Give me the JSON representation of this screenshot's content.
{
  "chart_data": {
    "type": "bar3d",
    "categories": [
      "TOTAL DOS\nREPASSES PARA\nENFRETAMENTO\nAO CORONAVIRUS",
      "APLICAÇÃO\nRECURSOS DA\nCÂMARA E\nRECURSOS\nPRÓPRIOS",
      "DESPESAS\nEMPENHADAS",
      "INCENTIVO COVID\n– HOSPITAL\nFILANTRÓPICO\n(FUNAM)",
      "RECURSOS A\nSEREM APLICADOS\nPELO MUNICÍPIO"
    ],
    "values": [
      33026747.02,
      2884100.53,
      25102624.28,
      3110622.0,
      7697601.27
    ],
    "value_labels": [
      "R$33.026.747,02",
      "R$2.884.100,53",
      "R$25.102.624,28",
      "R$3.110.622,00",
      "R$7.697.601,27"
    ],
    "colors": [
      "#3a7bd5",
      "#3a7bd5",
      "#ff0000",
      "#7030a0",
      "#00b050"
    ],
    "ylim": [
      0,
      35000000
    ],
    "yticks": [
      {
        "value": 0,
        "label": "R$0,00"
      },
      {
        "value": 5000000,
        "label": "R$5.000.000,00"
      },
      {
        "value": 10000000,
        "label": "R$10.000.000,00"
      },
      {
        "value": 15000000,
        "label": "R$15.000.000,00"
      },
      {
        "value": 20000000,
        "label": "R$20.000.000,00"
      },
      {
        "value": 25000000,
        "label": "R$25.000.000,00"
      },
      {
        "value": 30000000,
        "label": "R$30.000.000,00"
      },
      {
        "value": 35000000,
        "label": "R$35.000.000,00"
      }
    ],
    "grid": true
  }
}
────────
**AIM OF THE EXERCISE:**
Take the data above and reproduce it exactly.

**RESPONSE AREA:**
Give me the JSON representation of this screenshot's content.
{
  "chart_data": {
    "type": "bar3d",
    "categories": [
      "TOTAL DOS\nREPASSES PARA\nENFRETAMENTO\nAO CORONAVIRUS",
      "APLICAÇÃO\nRECURSOS DA\nCÂMARA E\nRECURSOS\nPRÓPRIOS",
      "DESPESAS\nEMPENHADAS",
      "INCENTIVO COVID\n– HOSPITAL\nFILANTRÓPICO\n(FUNAM)",
      "RECURSOS A\nSEREM APLICADOS\nPELO MUNICÍPIO"
    ],
    "values": [
      33026747.02,
      2884100.53,
      25102624.28,
      3110622.0,
      7697601.27
    ],
    "value_labels": [
      "R$33.026.747,02",
      "R$2.884.100,53",
      "R$25.102.624,28",
      "R$3.110.622,00",
      "R$7.697.601,27"
    ],
    "colors": [
      "#3a7bd5",
      "#3a7bd5",
      "#ff0000",
      "#7030a0",
      "#00b050"
    ],
    "ylim": [
      0,
      35000000
    ],
    "yticks": [
      {
        "value": 0,
        "label": "R$0,00"
      },
      {
        "value": 5000000,
        "label": "R$5.000.000,00"
      },
      {
        "value": 10000000,
        "label": "R$10.000.000,00"
      },
      {
        "value": 15000000,
        "label": "R$15.000.000,00"
      },
      {
        "value": 20000000,
        "label": "R$20.000.000,00"
      },
      {
        "value": 25000000,
        "label": "R$25.000.000,00"
      },
      {
        "value": 30000000,
        "label": "R$30.000.000,00"
      },
      {
        "value": 35000000,
        "label": "R$35.000.000,00"
      }
    ],
    "grid": true
  }
}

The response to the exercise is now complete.